● **Exercise**:
Gather each line in the entries that includes the string "till".
━━ Listed entries ━━
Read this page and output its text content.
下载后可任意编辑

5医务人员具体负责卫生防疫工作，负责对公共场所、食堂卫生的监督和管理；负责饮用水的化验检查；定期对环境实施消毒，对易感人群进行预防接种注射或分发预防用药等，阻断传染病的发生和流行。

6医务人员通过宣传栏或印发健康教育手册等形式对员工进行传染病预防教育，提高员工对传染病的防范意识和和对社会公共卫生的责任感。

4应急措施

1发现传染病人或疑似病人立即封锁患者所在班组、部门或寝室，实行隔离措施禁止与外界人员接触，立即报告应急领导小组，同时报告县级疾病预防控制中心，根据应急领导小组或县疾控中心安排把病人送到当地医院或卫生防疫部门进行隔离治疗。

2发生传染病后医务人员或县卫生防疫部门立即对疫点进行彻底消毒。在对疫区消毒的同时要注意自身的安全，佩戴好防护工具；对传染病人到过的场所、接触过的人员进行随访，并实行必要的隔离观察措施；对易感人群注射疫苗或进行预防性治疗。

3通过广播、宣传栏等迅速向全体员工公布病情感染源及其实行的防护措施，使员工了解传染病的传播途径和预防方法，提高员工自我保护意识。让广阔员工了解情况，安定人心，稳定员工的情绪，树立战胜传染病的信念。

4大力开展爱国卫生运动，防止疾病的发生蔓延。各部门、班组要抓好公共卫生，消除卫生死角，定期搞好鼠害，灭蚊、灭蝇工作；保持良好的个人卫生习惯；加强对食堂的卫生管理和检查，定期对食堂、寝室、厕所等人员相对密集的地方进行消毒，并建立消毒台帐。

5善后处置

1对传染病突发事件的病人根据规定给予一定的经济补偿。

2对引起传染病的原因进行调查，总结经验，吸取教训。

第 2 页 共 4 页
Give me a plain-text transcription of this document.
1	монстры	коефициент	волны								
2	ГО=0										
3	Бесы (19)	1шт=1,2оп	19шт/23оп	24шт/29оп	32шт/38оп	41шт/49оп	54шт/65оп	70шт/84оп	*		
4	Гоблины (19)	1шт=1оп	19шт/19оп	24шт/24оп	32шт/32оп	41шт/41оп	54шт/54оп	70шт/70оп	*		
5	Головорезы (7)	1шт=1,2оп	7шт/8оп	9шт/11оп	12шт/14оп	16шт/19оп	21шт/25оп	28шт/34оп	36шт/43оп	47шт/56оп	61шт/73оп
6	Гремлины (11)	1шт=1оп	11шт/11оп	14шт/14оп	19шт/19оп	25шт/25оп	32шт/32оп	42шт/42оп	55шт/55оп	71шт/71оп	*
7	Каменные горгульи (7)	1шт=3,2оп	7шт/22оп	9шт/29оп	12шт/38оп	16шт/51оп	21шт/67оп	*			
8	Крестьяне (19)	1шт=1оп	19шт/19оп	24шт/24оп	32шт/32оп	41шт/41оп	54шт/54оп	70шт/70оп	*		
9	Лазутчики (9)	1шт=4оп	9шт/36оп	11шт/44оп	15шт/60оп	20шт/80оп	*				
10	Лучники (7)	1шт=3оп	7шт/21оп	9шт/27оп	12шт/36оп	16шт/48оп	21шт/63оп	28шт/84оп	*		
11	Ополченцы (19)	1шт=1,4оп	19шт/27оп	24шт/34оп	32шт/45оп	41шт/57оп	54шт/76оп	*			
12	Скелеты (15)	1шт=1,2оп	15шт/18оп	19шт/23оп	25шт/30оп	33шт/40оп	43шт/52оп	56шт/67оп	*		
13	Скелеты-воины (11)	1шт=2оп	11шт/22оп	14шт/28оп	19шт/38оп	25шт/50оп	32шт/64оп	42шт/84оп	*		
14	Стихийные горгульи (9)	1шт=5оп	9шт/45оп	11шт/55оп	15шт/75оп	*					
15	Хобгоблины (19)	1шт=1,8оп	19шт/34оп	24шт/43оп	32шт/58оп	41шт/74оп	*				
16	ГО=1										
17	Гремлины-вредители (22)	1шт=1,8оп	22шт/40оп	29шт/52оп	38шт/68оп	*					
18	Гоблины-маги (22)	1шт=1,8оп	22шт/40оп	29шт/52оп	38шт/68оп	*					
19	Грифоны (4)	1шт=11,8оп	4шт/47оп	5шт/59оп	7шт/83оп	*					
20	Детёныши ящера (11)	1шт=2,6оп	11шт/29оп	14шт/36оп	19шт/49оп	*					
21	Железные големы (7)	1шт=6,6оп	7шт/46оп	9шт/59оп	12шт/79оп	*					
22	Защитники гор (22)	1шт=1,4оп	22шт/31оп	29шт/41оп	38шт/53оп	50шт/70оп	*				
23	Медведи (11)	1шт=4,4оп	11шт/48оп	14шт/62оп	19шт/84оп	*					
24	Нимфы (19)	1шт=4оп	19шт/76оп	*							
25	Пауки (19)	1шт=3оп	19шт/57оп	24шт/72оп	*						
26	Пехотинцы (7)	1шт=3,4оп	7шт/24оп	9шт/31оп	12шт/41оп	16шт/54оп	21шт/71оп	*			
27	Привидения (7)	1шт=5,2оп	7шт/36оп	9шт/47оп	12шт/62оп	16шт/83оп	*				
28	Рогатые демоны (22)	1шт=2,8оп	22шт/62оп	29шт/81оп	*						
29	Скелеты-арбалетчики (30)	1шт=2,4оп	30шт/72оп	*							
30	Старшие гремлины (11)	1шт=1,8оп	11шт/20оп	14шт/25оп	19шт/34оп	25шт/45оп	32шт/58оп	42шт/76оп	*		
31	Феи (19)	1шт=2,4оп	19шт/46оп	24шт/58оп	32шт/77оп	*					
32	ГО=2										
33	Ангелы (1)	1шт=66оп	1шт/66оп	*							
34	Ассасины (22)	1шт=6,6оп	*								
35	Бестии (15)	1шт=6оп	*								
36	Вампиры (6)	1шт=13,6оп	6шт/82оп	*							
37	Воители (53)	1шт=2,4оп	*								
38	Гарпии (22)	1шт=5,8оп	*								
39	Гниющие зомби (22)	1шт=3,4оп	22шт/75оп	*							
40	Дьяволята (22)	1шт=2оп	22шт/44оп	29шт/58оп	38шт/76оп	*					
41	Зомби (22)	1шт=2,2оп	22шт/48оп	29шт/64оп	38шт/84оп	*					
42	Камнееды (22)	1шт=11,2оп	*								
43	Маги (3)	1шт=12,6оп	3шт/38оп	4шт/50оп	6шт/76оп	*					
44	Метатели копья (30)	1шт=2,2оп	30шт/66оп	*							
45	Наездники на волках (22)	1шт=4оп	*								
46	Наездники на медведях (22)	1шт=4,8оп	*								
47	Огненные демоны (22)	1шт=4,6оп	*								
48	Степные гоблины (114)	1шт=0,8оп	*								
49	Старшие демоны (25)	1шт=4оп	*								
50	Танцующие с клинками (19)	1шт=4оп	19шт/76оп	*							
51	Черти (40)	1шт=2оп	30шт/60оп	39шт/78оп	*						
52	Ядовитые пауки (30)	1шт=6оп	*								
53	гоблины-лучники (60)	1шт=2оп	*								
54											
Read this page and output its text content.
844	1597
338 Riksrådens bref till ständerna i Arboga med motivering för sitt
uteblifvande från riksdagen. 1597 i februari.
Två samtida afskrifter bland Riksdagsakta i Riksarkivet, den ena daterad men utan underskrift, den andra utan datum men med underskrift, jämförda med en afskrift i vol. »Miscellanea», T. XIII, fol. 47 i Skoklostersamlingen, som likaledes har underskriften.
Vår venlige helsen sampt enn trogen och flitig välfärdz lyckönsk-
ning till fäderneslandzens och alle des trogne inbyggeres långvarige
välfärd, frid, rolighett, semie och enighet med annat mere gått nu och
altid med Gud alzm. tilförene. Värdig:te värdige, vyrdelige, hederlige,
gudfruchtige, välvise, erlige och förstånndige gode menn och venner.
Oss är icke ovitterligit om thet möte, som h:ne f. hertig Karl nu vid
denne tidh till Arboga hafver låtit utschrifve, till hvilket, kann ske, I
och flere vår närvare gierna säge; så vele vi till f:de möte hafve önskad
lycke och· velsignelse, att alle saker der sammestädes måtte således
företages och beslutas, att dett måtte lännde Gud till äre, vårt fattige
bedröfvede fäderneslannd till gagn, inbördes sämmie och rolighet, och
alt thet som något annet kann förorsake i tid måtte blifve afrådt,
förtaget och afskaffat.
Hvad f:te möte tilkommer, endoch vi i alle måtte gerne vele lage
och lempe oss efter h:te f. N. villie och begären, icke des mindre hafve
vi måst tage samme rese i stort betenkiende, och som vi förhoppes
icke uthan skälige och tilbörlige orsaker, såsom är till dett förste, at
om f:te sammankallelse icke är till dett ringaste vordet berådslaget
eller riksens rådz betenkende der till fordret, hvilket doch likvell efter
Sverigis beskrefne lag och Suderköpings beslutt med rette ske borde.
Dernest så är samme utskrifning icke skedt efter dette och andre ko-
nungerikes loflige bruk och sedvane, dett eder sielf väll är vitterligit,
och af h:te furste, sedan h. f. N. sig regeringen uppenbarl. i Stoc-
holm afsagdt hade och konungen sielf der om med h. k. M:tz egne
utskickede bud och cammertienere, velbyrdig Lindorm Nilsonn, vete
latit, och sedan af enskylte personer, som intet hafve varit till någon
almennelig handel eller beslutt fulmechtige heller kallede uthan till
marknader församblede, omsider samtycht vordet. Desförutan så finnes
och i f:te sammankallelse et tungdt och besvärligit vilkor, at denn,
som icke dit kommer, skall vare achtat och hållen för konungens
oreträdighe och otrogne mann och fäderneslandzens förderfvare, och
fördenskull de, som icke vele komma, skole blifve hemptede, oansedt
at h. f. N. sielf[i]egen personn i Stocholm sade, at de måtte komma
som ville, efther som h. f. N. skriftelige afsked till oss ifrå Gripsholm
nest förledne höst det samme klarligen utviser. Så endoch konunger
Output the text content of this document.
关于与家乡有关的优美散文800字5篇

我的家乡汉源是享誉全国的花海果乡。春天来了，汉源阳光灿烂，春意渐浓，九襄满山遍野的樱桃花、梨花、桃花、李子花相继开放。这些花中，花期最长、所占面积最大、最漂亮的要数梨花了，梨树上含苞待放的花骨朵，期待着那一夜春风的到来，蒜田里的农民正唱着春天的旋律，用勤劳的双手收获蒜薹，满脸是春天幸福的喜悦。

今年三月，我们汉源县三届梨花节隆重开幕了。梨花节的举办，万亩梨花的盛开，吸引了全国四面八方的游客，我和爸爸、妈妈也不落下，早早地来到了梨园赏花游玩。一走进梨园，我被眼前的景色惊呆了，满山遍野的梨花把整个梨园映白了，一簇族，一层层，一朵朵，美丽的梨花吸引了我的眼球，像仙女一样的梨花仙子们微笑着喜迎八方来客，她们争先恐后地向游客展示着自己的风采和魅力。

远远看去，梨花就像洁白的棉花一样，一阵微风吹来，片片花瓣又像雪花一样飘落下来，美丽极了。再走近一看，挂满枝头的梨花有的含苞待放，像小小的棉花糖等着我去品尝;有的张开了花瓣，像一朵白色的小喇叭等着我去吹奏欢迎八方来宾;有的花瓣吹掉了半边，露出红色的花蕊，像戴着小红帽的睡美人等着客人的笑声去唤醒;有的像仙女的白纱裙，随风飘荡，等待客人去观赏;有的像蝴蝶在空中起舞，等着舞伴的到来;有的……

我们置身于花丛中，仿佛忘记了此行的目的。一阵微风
━━━
● **Solution to this problem**:
338 Riksrådens bref till ständerna i Arboga med motivering för sitt
ning till fäderneslandzens och alle des trogne inbyggeres långvarige
denne tidh till Arboga hafver låtit utschrifve, till hvilket, kann ske, I
och flere vår närvare gierna säge; så vele vi till f:de möte hafve önskad
företages och beslutas, att dett måtte lännde Gud till äre, vårt fattige
bedröfvede fäderneslannd till gagn, inbördes sämmie och rolighet, och
icke uthan skälige och tilbörlige orsaker, såsom är till dett förste, at
om f:te sammankallelse icke är till dett ringaste vordet berådslaget
eller riksens rådz betenkende der till fordret, hvilket doch likvell efter
latit, och sedan af enskylte personer, som intet hafve varit till någon
almennelig handel eller beslutt fulmechtige heller kallede uthan till
som ville, efther som h. f. N. skriftelige afsked till oss ifrå Gripsholm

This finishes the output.